_Exercise:_ Determine the count of lines holding "temp" and give that count alone.

_Data supplied:_

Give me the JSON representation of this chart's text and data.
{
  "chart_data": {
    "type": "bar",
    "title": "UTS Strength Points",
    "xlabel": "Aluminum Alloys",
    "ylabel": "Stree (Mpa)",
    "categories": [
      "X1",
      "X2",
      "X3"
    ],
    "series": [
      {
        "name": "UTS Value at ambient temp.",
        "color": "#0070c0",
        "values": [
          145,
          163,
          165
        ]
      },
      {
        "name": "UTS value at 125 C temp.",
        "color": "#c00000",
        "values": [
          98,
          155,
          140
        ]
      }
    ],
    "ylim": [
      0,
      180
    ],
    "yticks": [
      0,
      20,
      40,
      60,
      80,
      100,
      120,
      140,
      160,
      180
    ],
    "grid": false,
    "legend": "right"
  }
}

_Task answer:_ 2